Problems to work on:
**A.** Answer these questions about the lighttpd upload memory thread, one per line, marked (i), (ii), (iii):
(i) How much private dirty memory did the 350MB upload use after the patch was applied?
(ii) How large was the PUT that was reverse-proxied through mod_proxy?
(iii) What does mod_proxy in lighttpd 1.4.56 support when it makes requests to the reverse-proxy backend?
**B.** Which components make up the upload chain described in the lighttpd upload memory thread? List them in order.
**C.** Carry on the lighttpd upload memory thread from the point where it stops.

Text excerpt:
##############################

I applied your patch and tested three iterations with upload of 350MB, still only 5MB private dirty memory (before this patch ~80-90MB).

But this fixes only the fastcgi case, I have a similar issue with mod_proxy:

gitlab_runner -> upload artifacts with chunked encoding -> lighttpd reverse proxy -> gitlab

At the moment I have not verified this in single test instance, I see this only on production servers.

@flynn: I have seen clean behavior from mod_proxy as I tried to reverse-proxy a 256 MB PUT.

If I understand correctly, your production systems are running Debian package lighttpd-1.4.55-1 and that is where you are seeing the increased memory usage from the uploads? Are you able to reproduce this issue with the lighttpd-1.4.56 release candidate?

BTW, lighttpd 1.4.56 does not require server.stream-request-body = 0 for mod_proxy, as mod_proxy in lighttpd 1.4.56 supports making HTTP/1.1 requests to the reverse-proxy backend, including both sending and receiving Transfer-Encoding: chunked.

(issue automatically closed with patch push)

If this issue is still unresolved, please reopen. If a new or different issue, please open a new issue.

##############################

Records shown:
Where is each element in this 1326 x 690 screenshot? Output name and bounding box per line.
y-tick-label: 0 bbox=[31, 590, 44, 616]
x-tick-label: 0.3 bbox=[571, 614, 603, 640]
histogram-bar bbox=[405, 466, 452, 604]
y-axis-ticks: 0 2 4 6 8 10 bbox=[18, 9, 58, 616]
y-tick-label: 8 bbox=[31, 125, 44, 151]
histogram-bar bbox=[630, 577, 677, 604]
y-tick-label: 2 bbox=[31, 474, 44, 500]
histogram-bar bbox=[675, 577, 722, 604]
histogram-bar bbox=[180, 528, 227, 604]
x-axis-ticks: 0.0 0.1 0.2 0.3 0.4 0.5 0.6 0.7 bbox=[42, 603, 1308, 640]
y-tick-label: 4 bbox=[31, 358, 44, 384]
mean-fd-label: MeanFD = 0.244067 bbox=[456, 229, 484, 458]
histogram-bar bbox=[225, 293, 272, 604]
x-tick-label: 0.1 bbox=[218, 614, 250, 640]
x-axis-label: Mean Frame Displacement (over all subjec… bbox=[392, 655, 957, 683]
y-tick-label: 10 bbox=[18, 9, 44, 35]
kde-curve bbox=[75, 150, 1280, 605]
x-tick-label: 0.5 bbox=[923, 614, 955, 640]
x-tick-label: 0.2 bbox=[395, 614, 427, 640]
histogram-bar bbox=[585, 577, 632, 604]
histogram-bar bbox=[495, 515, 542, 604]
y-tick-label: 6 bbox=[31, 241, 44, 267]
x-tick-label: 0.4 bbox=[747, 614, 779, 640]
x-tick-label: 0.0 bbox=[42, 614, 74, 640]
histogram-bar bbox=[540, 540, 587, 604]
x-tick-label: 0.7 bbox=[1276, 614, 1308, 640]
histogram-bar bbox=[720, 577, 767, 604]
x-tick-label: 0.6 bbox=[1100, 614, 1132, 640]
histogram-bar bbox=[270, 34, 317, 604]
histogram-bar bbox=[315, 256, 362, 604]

##############################

Expected outputs:
**A.**
(i) Only 5MB, down from about 80-90MB before the patch.
(ii) 256 MB.
(iii) It supports making HTTP/1.1 requests, including both sending and receiving Transfer-Encoding: chunked.

**B.**
gitlab_runner
lighttpd reverse proxy
gitlab

**C.**
After 1-2 days of testing with new version, memory looks good:
- baseline memory between 4-15 MB
- some intermediate peaks up to 50MB, that go back to the baseline memory

So normal memory consumption now.

Most of the servers have very low memory values now over long times, but one server still has high values (lower than before the patches, but still too high): PUT requests with mod_proxy connected backends.

gstrauss:
mod_fastcgi and mod_proxy share the same code handling the chunkqueue length, I think the patch in f2b33e752009065f85611a71c18ac5df94247ce7 to mod_fastcgi should be applied to mod_proxy too?

mod_proxy sets func ptr hctx->gw.stdin_append = proxy_stdin_append and the code in gw_backend.c in f2b33e75 should handle this, similar to the code in mod_fastcgi.c (in the same commit) handling FastCGI framing.

So that I have a place to start: what are your settings for server.stream-request-body and server.stream-response-body ? Do you know if the server with high memory usage is receiving large request bodies (likely) and/or sending large responses? Are the requests from clients mostly HTTP/1.1, mostly HTTP/2, or a mix? (I am trying to get an idea of which direction to look for places that might need back-pressure.)

I'll take a closer look after I get some sleep.

server.stream-response-body = 1
server.stream-request-body = 0

The memory growth correlates with HTTP/1.1 PUT-requests to a mod_proxy connected backend. The PUT requests are not that big (1-10MB), but many in parallel (backend has 12 workers at the moment).

• big response, e.g. 50MB
• it happens with HTTP/1.1 and HTTP/2.0
• backend fastcgi
• in most of my tests is server.stream-response-body = 1 and server.stream-request-body = 1, but I see the same behaviour also with values of 0 or 2.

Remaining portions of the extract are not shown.